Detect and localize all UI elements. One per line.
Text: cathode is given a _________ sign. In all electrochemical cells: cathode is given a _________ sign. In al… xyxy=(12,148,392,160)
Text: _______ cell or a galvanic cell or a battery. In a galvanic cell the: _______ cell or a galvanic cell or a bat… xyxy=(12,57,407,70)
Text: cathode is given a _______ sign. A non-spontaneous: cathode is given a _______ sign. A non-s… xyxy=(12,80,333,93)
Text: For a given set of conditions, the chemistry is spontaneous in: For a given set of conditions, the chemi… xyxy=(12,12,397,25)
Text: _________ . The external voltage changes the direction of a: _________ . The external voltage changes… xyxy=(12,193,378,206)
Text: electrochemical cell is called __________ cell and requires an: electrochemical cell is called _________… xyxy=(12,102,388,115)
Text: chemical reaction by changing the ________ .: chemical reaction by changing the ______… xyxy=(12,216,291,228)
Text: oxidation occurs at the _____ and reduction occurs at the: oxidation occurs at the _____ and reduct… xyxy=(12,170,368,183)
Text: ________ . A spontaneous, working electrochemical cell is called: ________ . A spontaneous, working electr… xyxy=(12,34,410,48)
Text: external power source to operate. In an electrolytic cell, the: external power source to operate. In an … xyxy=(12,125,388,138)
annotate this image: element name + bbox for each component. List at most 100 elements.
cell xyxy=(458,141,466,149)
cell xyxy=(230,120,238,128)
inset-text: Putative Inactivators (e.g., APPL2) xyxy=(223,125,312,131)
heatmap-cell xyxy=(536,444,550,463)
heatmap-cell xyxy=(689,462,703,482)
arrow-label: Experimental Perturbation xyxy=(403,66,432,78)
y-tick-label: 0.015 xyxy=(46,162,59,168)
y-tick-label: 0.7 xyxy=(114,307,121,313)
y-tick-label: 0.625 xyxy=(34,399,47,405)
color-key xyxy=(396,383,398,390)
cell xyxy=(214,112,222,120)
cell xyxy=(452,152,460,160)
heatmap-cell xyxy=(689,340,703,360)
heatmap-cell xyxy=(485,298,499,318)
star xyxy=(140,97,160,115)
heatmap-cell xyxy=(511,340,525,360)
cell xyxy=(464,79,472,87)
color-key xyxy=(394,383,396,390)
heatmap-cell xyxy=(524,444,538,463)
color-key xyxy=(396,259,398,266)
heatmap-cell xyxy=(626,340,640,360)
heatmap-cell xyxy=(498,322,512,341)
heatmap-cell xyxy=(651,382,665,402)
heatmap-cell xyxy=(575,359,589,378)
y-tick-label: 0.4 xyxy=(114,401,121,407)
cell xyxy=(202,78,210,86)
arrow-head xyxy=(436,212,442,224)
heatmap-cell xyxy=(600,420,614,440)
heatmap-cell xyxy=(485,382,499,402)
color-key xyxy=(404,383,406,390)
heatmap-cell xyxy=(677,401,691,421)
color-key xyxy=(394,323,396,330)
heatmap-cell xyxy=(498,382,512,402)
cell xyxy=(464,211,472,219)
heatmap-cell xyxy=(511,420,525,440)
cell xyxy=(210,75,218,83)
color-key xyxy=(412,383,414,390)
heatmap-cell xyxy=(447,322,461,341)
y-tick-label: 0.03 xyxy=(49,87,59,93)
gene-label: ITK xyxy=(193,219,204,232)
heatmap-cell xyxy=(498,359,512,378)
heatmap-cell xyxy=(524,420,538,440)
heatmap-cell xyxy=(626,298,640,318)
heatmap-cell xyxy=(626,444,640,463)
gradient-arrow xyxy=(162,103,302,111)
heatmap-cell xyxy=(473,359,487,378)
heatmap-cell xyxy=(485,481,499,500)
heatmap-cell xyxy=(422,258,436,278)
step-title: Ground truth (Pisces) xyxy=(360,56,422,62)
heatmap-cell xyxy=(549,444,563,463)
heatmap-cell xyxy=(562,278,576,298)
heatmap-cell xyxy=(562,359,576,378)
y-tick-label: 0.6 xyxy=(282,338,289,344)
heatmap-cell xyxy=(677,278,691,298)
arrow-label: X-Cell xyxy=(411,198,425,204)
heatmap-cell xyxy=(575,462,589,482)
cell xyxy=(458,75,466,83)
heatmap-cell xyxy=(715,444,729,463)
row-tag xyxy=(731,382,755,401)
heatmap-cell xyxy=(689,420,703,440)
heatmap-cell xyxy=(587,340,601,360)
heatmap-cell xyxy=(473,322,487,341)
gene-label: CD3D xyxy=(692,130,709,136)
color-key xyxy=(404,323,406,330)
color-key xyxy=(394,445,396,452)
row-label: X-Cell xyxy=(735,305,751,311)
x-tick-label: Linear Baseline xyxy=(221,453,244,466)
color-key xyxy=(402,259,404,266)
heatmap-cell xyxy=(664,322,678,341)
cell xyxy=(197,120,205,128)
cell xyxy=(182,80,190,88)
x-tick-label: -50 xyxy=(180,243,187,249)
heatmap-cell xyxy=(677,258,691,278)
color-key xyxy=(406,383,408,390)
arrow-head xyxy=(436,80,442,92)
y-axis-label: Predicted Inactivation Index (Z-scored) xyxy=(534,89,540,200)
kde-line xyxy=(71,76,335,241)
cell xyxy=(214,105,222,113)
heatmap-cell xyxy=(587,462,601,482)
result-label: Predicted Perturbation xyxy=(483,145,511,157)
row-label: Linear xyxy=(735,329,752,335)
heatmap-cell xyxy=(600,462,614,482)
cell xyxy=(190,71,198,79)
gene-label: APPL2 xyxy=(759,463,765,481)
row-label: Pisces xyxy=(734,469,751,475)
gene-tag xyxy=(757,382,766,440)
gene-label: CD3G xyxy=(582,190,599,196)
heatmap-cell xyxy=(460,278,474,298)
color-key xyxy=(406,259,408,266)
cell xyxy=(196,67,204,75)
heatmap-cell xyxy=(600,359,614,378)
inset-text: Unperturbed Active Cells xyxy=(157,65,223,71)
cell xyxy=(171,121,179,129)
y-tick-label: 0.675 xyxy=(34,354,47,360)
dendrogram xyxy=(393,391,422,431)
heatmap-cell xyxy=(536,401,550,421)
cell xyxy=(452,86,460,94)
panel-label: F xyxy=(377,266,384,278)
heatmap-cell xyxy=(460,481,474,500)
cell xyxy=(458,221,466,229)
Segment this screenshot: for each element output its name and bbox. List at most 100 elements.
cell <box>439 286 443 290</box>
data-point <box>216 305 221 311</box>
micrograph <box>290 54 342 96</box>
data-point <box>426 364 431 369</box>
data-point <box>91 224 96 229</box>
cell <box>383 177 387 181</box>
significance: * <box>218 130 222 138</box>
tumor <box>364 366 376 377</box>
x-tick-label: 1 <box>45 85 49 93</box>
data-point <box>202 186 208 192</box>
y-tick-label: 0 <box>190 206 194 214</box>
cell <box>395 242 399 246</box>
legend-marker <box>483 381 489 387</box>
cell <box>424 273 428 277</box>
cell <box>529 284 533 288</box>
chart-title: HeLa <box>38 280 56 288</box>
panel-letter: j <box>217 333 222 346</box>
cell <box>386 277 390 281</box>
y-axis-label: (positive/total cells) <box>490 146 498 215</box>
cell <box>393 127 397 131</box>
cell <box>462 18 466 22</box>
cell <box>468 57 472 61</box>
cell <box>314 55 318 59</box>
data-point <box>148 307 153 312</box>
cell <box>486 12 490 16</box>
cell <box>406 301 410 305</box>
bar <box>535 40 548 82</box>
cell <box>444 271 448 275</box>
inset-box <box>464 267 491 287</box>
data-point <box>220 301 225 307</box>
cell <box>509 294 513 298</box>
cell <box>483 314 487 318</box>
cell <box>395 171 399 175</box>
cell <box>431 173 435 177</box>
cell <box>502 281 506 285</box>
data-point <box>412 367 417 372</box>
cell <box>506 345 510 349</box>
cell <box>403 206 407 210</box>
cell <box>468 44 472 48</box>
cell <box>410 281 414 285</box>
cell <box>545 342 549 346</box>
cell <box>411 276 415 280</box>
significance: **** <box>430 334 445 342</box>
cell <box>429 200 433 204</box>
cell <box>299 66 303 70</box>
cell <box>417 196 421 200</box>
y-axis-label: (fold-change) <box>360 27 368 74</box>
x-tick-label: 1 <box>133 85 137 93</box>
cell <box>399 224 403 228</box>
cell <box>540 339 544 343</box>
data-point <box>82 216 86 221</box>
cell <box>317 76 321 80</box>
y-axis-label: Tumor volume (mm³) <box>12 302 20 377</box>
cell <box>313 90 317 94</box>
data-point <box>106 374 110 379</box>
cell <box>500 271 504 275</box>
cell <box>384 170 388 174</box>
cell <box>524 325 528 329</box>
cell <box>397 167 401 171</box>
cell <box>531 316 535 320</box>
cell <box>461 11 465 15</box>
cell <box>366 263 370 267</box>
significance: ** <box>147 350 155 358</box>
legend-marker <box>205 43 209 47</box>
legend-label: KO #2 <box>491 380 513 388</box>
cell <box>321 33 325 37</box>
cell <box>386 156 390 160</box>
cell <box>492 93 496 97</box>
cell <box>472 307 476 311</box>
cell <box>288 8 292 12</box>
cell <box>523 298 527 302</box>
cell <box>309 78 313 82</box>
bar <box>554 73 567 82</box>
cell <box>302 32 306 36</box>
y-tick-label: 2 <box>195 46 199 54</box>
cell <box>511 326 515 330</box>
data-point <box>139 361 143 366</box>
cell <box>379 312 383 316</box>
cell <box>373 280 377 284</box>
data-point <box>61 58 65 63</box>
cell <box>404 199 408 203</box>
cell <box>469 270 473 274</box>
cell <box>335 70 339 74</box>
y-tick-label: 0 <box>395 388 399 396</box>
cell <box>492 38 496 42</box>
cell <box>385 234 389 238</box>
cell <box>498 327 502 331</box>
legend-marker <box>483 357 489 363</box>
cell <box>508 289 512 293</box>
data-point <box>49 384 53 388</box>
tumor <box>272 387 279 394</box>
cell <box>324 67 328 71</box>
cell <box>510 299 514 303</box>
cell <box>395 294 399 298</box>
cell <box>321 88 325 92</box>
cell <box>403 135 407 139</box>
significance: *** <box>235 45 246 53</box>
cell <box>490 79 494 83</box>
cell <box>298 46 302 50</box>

● PROBLEM TO SOLVE
Please copy out every line of the preceding listing that carries "data".

● WRITTEN ANSWER
data-point <box>216 305 221 311</box>
data-point <box>426 364 431 369</box>
data-point <box>91 224 96 229</box>
data-point <box>202 186 208 192</box>
data-point <box>148 307 153 312</box>
data-point <box>220 301 225 307</box>
data-point <box>412 367 417 372</box>
data-point <box>82 216 86 221</box>
data-point <box>106 374 110 379</box>
data-point <box>139 361 143 366</box>
data-point <box>61 58 65 63</box>
data-point <box>49 384 53 388</box>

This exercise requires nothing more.